* Your instructions *
Write out the entries below once more, exactly, with the pictures left out.
--- start of Source material ---
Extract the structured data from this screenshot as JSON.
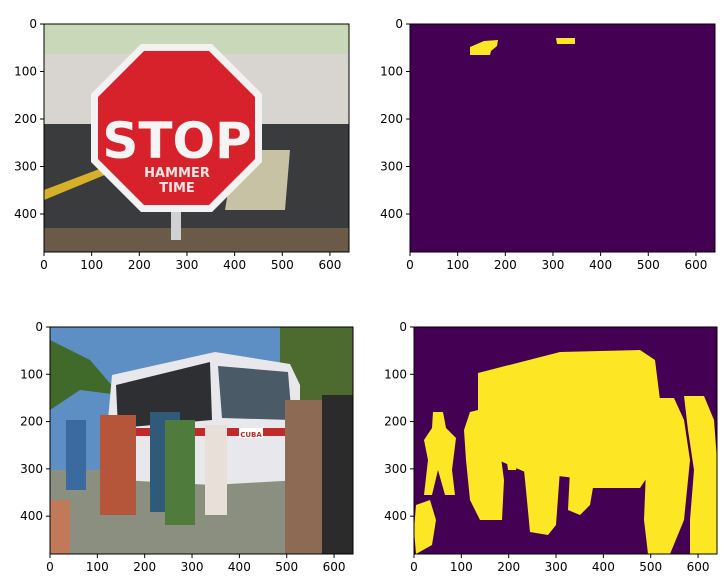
{
  "chart_data": [
    {
      "type": "image",
      "content": "photo of a red STOP sign on a street corner",
      "sign_text": [
        "STOP",
        "HAMMER",
        "TIME"
      ],
      "xlim": [
        0,
        640
      ],
      "ylim": [
        480,
        0
      ],
      "xticks": [
        0,
        100,
        200,
        300,
        400,
        500,
        600
      ],
      "yticks": [
        0,
        100,
        200,
        300,
        400
      ],
      "xlabel": "",
      "ylabel": "",
      "title": ""
    },
    {
      "type": "heatmap",
      "content": "binary segmentation mask",
      "colors": {
        "background": "#440154",
        "foreground": "#fde725"
      },
      "xlim": [
        0,
        640
      ],
      "ylim": [
        480,
        0
      ],
      "xticks": [
        0,
        100,
        200,
        300,
        400,
        500,
        600
      ],
      "yticks": [
        0,
        100,
        200,
        300,
        400
      ],
      "xlabel": "",
      "ylabel": "",
      "title": ""
    },
    {
      "type": "image",
      "content": "photo of tourists standing next to a parked bus",
      "bus_sign_text": "CUBA",
      "xlim": [
        0,
        640
      ],
      "ylim": [
        480,
        0
      ],
      "xticks": [
        0,
        100,
        200,
        300,
        400,
        500,
        600
      ],
      "yticks": [
        0,
        100,
        200,
        300,
        400
      ],
      "xlabel": "",
      "ylabel": "",
      "title": ""
    },
    {
      "type": "heatmap",
      "content": "binary segmentation mask",
      "colors": {
        "background": "#440154",
        "foreground": "#fde725"
      },
      "xlim": [
        0,
        640
      ],
      "ylim": [
        480,
        0
      ],
      "xticks": [
        0,
        100,
        200,
        300,
        400,
        500,
        600
      ],
      "yticks": [
        0,
        100,
        200,
        300,
        400
      ],
      "xlabel": "",
      "ylabel": "",
      "title": ""
    }
  ]
}
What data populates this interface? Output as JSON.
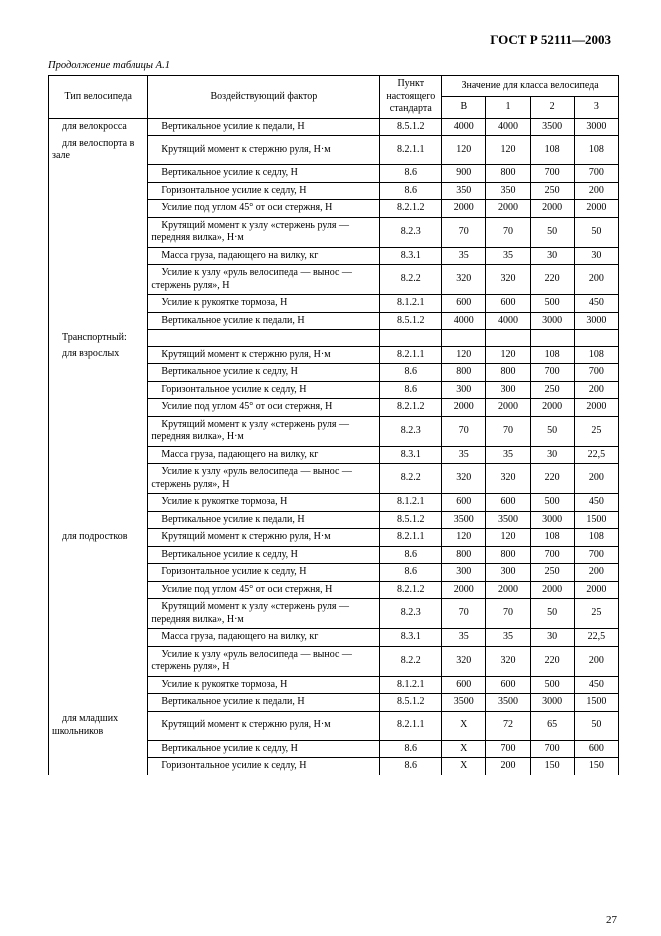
--- end of Source material ---
* Answer in full *
Extract the structured data from this screenshot as JSON.
{
  "chart_data": [
    {
      "type": "image",
      "content": "photo of a red STOP sign on a street corner",
      "sign_text": [
        "STOP",
        "HAMMER",
        "TIME"
      ],
      "xlim": [
        0,
        640
      ],
      "ylim": [
        480,
        0
      ],
      "xticks": [
        0,
        100,
        200,
        300,
        400,
        500,
        600
      ],
      "yticks": [
        0,
        100,
        200,
        300,
        400
      ],
      "xlabel": "",
      "ylabel": "",
      "title": ""
    },
    {
      "type": "heatmap",
      "content": "binary segmentation mask",
      "colors": {
        "background": "#440154",
        "foreground": "#fde725"
      },
      "xlim": [
        0,
        640
      ],
      "ylim": [
        480,
        0
      ],
      "xticks": [
        0,
        100,
        200,
        300,
        400,
        500,
        600
      ],
      "yticks": [
        0,
        100,
        200,
        300,
        400
      ],
      "xlabel": "",
      "ylabel": "",
      "title": ""
    },
    {
      "type": "image",
      "content": "photo of tourists standing next to a parked bus",
      "bus_sign_text": "CUBA",
      "xlim": [
        0,
        640
      ],
      "ylim": [
        480,
        0
      ],
      "xticks": [
        0,
        100,
        200,
        300,
        400,
        500,
        600
      ],
      "yticks": [
        0,
        100,
        200,
        300,
        400
      ],
      "xlabel": "",
      "ylabel": "",
      "title": ""
    },
    {
      "type": "heatmap",
      "content": "binary segmentation mask",
      "colors": {
        "background": "#440154",
        "foreground": "#fde725"
      },
      "xlim": [
        0,
        640
      ],
      "ylim": [
        480,
        0
      ],
      "xticks": [
        0,
        100,
        200,
        300,
        400,
        500,
        600
      ],
      "yticks": [
        0,
        100,
        200,
        300,
        400
      ],
      "xlabel": "",
      "ylabel": "",
      "title": ""
    }
  ]
}
What data populates this interface? Output as JSON.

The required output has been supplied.